### [Written exercise]
Using the data below, copy every line that contains the word "this".

### [The input]
============================================================
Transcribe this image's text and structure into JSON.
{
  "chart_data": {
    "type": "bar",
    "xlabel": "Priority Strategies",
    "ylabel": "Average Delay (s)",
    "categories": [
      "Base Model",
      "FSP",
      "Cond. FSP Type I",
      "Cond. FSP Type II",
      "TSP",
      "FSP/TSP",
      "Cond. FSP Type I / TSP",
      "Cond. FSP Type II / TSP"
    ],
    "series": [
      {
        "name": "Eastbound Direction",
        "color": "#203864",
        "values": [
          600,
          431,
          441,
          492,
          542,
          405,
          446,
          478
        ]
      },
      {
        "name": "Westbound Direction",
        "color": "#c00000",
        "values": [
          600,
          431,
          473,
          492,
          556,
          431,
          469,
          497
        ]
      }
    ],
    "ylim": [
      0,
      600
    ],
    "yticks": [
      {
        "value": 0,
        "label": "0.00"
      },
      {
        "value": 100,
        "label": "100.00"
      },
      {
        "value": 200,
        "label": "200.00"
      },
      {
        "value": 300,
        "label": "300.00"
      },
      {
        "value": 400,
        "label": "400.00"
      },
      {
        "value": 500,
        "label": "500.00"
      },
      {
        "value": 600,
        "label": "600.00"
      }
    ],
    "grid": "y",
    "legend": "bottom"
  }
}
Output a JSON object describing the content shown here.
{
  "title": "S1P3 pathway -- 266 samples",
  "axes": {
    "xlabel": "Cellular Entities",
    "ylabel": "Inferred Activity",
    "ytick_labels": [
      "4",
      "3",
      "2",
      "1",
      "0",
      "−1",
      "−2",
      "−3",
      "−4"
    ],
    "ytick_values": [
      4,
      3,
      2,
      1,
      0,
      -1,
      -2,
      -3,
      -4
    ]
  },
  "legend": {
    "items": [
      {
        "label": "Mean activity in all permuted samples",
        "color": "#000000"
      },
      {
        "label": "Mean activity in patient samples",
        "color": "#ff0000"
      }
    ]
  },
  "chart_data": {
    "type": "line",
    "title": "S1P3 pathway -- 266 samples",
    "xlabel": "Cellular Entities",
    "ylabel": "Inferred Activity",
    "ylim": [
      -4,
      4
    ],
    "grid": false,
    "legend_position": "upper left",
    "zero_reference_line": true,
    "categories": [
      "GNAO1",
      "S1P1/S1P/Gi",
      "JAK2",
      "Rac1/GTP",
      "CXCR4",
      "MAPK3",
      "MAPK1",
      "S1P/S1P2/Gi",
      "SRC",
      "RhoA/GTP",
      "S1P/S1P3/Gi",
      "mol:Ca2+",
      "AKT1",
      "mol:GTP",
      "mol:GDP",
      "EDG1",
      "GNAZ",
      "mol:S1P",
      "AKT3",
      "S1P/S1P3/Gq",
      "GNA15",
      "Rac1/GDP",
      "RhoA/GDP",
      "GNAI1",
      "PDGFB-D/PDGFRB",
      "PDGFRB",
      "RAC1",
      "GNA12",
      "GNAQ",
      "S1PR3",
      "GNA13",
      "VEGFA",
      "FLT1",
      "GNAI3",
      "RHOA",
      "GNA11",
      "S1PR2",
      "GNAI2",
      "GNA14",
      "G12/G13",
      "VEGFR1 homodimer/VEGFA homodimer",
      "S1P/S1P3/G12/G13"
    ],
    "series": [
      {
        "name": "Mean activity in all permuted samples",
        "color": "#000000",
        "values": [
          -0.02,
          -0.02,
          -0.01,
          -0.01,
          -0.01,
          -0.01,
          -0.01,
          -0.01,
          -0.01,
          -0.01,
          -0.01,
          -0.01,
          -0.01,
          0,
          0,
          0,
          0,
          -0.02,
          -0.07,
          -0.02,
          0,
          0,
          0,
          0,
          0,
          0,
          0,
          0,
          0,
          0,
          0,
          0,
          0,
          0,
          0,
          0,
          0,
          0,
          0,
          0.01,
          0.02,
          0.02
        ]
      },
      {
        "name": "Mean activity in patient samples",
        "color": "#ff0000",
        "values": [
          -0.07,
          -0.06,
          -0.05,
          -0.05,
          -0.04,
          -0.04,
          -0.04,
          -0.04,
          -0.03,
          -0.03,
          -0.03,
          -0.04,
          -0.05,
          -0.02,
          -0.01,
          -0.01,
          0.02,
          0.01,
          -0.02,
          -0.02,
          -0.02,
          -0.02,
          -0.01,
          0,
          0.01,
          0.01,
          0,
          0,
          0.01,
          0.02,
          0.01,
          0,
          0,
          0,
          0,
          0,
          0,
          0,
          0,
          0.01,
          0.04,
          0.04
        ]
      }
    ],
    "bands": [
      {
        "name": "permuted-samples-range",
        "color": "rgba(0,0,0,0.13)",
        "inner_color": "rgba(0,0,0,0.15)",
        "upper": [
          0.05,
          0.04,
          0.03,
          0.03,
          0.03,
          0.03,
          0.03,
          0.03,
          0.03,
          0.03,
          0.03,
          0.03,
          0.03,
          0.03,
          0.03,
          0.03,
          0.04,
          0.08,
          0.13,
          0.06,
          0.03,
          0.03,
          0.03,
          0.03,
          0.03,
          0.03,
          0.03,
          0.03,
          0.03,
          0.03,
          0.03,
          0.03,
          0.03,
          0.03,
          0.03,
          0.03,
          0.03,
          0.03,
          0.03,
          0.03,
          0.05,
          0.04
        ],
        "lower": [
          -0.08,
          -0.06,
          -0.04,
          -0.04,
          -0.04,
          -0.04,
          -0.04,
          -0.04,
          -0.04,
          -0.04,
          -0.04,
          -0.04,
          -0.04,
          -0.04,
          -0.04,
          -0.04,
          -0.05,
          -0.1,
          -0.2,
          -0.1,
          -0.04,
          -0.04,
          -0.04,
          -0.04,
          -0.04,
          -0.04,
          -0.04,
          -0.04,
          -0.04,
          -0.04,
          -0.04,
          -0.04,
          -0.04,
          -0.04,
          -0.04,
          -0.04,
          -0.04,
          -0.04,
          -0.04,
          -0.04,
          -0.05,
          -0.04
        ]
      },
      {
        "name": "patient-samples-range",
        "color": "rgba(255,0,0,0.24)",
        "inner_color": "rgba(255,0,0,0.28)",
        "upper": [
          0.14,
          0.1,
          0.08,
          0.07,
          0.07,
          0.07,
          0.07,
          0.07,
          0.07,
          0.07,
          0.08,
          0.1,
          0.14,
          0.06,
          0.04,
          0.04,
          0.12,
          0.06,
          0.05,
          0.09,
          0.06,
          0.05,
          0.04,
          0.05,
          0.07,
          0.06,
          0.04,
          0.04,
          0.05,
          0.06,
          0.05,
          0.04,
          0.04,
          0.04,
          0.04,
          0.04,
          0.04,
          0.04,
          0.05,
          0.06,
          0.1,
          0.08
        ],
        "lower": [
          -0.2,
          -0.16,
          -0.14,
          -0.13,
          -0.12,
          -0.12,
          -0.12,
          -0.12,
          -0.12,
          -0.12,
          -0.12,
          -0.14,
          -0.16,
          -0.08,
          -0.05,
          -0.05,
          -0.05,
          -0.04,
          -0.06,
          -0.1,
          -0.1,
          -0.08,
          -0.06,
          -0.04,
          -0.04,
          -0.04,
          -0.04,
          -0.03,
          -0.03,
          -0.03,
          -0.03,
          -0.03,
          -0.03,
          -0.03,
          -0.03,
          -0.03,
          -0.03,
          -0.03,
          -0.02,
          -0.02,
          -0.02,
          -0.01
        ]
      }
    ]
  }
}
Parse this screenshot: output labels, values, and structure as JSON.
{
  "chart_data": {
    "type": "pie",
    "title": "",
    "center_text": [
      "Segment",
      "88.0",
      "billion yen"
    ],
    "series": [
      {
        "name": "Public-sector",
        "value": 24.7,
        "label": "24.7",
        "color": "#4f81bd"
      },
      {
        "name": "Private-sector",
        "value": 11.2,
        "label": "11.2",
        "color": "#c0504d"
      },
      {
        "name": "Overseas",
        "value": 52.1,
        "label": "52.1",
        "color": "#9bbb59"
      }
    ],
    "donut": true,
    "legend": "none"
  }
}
============================================================
### [Worked answer]
Transcribe this image's text and structure into JSON.
Parse this screenshot: output labels, values, and structure as JSON.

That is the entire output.